• [Input]
········
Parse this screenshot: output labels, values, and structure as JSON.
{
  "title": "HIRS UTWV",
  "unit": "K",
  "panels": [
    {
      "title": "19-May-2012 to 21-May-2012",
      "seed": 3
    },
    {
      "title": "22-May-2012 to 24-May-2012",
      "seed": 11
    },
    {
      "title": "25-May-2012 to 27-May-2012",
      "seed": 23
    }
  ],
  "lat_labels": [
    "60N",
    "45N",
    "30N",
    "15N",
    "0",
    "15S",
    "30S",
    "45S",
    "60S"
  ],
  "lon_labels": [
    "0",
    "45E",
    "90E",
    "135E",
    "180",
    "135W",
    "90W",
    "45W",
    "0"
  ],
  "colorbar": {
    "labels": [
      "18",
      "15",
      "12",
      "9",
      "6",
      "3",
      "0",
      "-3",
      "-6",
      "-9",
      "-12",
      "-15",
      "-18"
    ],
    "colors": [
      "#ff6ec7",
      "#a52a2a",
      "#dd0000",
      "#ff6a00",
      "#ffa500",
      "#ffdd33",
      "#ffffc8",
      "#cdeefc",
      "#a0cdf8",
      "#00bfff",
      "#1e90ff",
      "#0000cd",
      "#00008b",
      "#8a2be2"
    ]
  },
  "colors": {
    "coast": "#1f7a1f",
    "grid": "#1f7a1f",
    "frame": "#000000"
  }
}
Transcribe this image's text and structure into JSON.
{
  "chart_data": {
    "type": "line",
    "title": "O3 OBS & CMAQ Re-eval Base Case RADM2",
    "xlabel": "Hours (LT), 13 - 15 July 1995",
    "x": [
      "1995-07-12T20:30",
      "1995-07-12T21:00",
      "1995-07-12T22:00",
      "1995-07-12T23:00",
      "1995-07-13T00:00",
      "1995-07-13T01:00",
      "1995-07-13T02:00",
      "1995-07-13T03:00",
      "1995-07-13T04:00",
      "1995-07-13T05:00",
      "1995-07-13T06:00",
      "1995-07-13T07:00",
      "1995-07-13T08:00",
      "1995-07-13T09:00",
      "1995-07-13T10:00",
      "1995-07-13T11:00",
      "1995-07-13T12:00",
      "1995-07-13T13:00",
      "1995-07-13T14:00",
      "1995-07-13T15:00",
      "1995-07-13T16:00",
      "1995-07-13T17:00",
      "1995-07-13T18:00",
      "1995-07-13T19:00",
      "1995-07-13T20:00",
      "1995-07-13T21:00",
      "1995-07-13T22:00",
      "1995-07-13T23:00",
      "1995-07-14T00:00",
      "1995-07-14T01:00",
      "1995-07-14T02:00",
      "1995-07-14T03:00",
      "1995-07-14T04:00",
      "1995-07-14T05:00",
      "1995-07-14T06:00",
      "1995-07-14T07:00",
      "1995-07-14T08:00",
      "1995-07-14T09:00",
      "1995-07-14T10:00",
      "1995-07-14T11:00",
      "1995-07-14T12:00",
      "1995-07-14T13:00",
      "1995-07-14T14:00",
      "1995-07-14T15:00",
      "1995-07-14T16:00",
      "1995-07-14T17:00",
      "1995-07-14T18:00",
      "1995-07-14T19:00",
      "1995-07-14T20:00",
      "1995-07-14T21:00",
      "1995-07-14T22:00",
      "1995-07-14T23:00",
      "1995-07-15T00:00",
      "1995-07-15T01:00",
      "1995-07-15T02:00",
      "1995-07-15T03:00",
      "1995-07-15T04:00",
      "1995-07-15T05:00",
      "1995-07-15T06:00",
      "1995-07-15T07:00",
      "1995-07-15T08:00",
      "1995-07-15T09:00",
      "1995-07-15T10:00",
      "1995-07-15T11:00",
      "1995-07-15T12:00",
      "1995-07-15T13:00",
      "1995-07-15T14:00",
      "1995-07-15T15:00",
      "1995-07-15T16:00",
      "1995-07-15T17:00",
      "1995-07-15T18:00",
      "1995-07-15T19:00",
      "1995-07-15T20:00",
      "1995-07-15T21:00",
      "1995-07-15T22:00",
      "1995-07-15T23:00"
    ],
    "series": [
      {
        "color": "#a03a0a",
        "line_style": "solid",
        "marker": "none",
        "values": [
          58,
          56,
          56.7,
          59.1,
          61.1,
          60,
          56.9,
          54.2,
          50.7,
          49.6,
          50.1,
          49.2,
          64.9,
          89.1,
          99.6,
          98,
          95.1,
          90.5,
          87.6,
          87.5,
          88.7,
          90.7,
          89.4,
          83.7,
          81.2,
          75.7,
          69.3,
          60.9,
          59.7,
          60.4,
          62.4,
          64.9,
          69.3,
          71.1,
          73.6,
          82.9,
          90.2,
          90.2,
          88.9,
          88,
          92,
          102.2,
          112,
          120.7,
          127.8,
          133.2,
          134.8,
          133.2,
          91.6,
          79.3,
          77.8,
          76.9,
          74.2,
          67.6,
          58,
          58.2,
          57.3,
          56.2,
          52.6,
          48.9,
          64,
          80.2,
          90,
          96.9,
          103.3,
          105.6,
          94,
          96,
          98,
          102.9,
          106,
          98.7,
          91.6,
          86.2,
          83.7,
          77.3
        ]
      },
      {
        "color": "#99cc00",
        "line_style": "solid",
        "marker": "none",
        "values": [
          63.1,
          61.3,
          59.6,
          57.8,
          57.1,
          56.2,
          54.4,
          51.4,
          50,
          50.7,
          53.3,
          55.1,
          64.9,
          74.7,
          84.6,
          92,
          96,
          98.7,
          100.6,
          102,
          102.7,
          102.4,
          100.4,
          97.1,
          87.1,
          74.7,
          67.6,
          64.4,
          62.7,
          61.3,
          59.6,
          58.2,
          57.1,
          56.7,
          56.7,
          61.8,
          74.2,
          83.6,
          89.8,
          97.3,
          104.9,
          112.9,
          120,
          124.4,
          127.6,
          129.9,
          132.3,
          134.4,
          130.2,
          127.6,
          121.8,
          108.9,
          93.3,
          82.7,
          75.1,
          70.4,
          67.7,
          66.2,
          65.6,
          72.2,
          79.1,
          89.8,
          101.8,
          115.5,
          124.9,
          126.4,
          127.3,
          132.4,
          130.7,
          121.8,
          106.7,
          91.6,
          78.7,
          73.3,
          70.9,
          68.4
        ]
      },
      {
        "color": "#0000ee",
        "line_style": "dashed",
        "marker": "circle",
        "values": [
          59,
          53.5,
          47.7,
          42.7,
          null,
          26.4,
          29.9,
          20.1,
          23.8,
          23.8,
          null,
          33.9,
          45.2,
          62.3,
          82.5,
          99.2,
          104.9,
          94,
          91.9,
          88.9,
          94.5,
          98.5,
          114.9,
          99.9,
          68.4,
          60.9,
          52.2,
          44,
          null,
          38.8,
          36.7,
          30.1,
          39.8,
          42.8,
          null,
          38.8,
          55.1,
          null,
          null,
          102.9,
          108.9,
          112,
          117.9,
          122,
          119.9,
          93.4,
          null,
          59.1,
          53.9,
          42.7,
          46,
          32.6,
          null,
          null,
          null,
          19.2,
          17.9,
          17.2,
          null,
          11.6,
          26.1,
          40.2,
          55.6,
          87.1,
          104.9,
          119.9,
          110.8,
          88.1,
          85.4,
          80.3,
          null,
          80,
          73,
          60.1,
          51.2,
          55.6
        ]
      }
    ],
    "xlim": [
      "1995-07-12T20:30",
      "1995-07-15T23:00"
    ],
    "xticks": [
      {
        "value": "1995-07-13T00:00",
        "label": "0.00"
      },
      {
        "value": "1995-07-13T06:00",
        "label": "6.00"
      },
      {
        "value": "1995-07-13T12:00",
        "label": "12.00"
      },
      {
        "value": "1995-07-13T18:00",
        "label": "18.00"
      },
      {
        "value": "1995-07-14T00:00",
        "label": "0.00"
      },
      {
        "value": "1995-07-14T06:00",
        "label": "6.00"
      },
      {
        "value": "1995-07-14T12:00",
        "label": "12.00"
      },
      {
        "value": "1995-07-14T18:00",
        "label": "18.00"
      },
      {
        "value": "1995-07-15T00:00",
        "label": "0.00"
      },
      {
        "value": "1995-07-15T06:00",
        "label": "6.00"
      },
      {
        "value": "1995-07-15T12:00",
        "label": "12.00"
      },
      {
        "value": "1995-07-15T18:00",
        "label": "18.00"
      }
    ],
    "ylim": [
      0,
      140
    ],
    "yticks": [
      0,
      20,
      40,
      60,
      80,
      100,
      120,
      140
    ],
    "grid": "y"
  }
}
········
• [Aim]
Count each line with "title" in it and report that figure by itself.

• [Solution below]
5